__PROVIDED ENTRIES__
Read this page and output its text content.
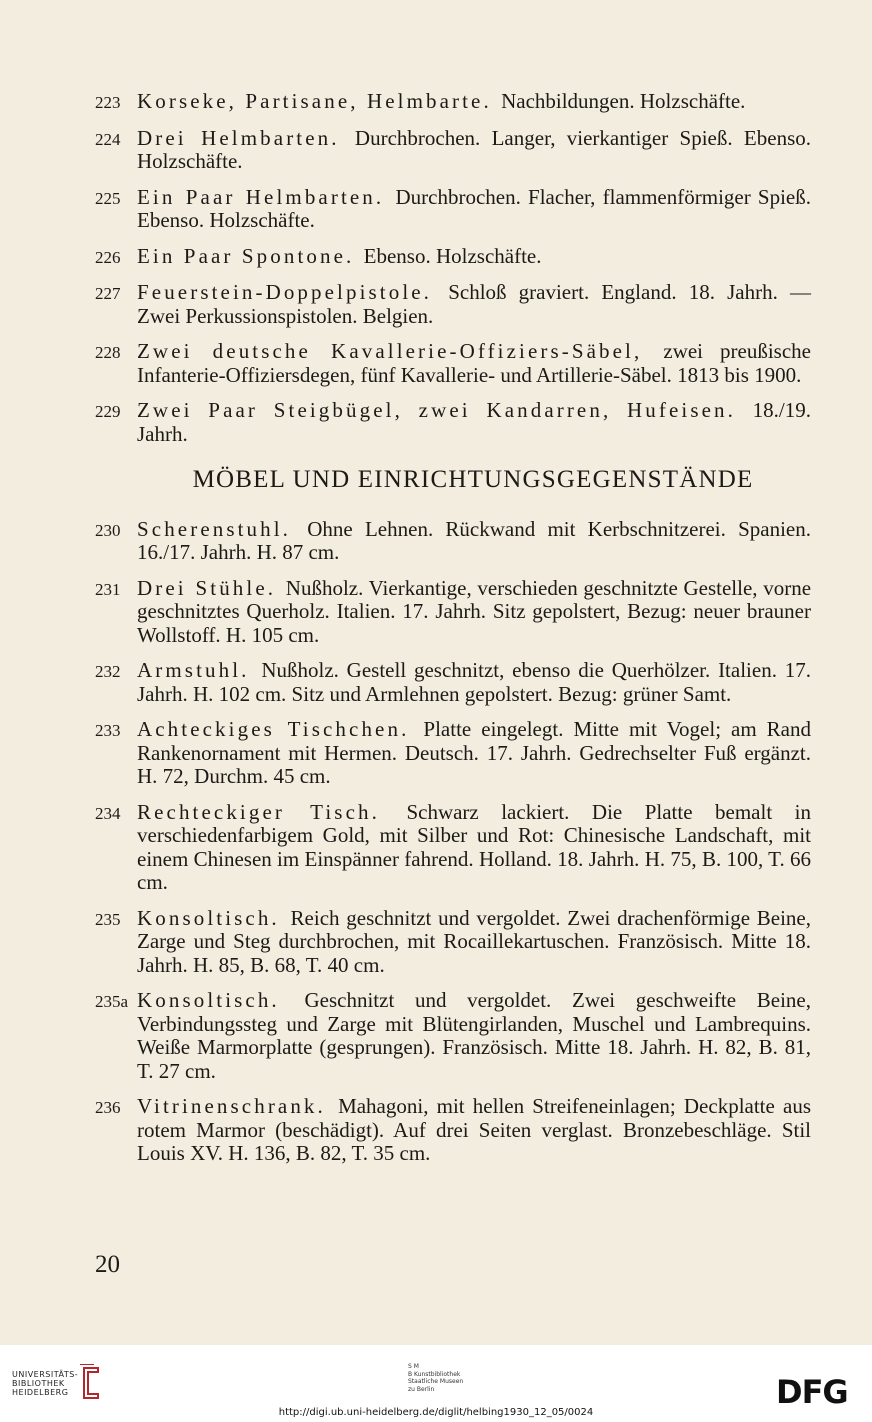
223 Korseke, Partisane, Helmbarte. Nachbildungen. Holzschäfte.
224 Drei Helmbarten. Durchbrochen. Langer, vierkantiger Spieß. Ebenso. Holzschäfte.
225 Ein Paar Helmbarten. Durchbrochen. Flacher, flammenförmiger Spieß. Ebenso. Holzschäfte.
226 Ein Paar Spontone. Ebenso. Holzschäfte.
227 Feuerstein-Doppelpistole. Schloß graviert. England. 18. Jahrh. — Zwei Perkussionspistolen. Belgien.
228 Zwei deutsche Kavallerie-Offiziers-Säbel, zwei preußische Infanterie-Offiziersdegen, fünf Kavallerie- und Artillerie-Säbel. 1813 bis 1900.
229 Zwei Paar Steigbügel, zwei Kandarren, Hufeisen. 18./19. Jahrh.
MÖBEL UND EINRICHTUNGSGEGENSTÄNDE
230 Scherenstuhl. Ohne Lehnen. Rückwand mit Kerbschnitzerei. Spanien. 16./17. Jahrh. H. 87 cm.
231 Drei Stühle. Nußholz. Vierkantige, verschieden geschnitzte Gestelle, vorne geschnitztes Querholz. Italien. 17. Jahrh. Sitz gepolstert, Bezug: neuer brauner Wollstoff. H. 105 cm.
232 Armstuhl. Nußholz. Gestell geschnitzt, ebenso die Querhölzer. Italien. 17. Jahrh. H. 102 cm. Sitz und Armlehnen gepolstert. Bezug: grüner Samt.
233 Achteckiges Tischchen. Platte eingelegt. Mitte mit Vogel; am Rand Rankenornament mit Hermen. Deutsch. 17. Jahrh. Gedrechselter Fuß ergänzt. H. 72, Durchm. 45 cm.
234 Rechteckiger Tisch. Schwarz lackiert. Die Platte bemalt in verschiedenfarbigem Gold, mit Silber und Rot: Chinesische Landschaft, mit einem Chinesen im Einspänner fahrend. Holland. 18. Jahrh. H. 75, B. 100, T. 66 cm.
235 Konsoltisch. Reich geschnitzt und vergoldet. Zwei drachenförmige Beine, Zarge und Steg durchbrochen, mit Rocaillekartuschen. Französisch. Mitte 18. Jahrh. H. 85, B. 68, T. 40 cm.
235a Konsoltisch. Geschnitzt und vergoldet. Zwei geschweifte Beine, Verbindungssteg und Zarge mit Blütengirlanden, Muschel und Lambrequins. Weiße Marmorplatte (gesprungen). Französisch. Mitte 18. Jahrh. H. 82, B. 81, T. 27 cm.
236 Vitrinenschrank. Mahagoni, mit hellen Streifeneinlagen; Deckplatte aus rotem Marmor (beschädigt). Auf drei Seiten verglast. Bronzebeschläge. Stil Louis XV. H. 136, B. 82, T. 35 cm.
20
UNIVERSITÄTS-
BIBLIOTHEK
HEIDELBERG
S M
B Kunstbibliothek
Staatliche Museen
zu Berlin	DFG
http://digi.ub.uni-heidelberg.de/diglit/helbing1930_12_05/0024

__WHAT YOU NEED TO DO__
Retype every record above exactly as written, but leave out the pictures.

__FINAL ANSWER__
Read this page and output its text content.
223 Korseke, Partisane, Helmbarte. Nachbildungen. Holzschäfte.
224 Drei Helmbarten. Durchbrochen. Langer, vierkantiger Spieß. Ebenso. Holzschäfte.
225 Ein Paar Helmbarten. Durchbrochen. Flacher, flammenförmiger Spieß. Ebenso. Holzschäfte.
226 Ein Paar Spontone. Ebenso. Holzschäfte.
227 Feuerstein-Doppelpistole. Schloß graviert. England. 18. Jahrh. — Zwei Perkussionspistolen. Belgien.
228 Zwei deutsche Kavallerie-Offiziers-Säbel, zwei preußische Infanterie-Offiziersdegen, fünf Kavallerie- und Artillerie-Säbel. 1813 bis 1900.
229 Zwei Paar Steigbügel, zwei Kandarren, Hufeisen. 18./19. Jahrh.
MÖBEL UND EINRICHTUNGSGEGENSTÄNDE
230 Scherenstuhl. Ohne Lehnen. Rückwand mit Kerbschnitzerei. Spanien. 16./17. Jahrh. H. 87 cm.
231 Drei Stühle. Nußholz. Vierkantige, verschieden geschnitzte Gestelle, vorne geschnitztes Querholz. Italien. 17. Jahrh. Sitz gepolstert, Bezug: neuer brauner Wollstoff. H. 105 cm.
232 Armstuhl. Nußholz. Gestell geschnitzt, ebenso die Querhölzer. Italien. 17. Jahrh. H. 102 cm. Sitz und Armlehnen gepolstert. Bezug: grüner Samt.
233 Achteckiges Tischchen. Platte eingelegt. Mitte mit Vogel; am Rand Rankenornament mit Hermen. Deutsch. 17. Jahrh. Gedrechselter Fuß ergänzt. H. 72, Durchm. 45 cm.
234 Rechteckiger Tisch. Schwarz lackiert. Die Platte bemalt in verschiedenfarbigem Gold, mit Silber und Rot: Chinesische Landschaft, mit einem Chinesen im Einspänner fahrend. Holland. 18. Jahrh. H. 75, B. 100, T. 66 cm.
235 Konsoltisch. Reich geschnitzt und vergoldet. Zwei drachenförmige Beine, Zarge und Steg durchbrochen, mit Rocaillekartuschen. Französisch. Mitte 18. Jahrh. H. 85, B. 68, T. 40 cm.
235a Konsoltisch. Geschnitzt und vergoldet. Zwei geschweifte Beine, Verbindungssteg und Zarge mit Blütengirlanden, Muschel und Lambrequins. Weiße Marmorplatte (gesprungen). Französisch. Mitte 18. Jahrh. H. 82, B. 81, T. 27 cm.
236 Vitrinenschrank. Mahagoni, mit hellen Streifeneinlagen; Deckplatte aus rotem Marmor (beschädigt). Auf drei Seiten verglast. Bronzebeschläge. Stil Louis XV. H. 136, B. 82, T. 35 cm.
20
UNIVERSITÄTS-
BIBLIOTHEK
HEIDELBERG
S M
B Kunstbibliothek
Staatliche Museen
zu Berlin	DFG
http://digi.ub.uni-heidelberg.de/diglit/helbing1930_12_05/0024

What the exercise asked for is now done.